EXERCISE INSTRUCTIONS ▸
Show each line of the material that contains the string "shrub".

Layout coordinate data
/---
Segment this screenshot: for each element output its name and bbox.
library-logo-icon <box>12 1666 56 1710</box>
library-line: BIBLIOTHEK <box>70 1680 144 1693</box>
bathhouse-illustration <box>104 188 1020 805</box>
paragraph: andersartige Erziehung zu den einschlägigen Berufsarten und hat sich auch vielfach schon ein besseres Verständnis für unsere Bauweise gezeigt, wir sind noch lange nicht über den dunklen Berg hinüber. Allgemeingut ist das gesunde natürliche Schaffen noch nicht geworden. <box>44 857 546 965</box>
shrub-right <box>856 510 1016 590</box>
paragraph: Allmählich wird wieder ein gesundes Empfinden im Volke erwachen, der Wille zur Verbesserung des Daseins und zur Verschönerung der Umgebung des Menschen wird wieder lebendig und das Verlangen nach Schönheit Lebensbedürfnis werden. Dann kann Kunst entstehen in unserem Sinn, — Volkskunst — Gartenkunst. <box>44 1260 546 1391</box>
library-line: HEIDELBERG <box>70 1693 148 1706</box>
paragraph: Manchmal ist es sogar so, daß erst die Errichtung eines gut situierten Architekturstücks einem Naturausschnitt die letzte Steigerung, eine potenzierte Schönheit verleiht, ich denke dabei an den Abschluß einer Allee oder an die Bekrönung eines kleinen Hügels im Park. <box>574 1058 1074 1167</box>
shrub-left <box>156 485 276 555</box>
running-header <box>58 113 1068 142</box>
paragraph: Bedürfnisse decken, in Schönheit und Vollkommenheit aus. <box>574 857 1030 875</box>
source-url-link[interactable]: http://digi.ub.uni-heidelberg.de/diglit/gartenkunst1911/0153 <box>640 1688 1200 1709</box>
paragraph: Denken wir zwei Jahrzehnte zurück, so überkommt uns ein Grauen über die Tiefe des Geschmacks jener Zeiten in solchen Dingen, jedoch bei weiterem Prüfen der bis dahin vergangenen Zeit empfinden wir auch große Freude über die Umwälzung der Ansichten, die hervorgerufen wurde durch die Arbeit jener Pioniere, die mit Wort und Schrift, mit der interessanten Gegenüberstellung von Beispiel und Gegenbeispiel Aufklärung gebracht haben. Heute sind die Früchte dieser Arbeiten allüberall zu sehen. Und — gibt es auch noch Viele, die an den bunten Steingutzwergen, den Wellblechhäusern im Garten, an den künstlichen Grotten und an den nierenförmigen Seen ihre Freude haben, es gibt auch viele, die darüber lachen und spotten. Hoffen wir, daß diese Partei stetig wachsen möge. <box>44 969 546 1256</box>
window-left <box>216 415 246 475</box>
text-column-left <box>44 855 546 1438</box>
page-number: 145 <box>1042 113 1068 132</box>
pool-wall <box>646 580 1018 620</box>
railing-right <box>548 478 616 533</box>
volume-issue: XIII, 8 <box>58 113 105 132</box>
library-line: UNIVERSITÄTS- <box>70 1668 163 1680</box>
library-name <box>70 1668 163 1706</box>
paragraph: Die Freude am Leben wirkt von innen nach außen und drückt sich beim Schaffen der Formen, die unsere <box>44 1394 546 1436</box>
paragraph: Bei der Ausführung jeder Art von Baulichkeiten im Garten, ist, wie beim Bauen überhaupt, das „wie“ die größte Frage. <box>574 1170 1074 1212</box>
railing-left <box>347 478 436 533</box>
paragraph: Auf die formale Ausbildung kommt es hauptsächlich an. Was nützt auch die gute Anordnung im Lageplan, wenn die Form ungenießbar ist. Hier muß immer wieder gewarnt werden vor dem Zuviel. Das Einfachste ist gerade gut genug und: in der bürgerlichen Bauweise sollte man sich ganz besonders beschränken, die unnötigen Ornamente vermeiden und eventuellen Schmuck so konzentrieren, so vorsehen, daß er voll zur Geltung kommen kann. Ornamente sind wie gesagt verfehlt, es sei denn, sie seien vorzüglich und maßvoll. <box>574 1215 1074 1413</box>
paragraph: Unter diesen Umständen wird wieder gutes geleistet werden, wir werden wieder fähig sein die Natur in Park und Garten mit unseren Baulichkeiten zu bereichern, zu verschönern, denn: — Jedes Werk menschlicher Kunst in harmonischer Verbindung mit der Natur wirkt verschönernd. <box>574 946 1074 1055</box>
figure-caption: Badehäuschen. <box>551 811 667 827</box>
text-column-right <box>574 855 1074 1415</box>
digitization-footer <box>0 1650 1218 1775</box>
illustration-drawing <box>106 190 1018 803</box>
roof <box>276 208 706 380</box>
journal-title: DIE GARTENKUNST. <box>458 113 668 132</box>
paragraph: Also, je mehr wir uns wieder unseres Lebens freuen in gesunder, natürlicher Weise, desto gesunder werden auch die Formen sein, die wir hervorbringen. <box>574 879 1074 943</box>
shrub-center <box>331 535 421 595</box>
\---
SOLVED EXERCISE ▸
shrub-right <box>856 510 1016 590</box>
shrub-left <box>156 485 276 555</box>
shrub-center <box>331 535 421 595</box>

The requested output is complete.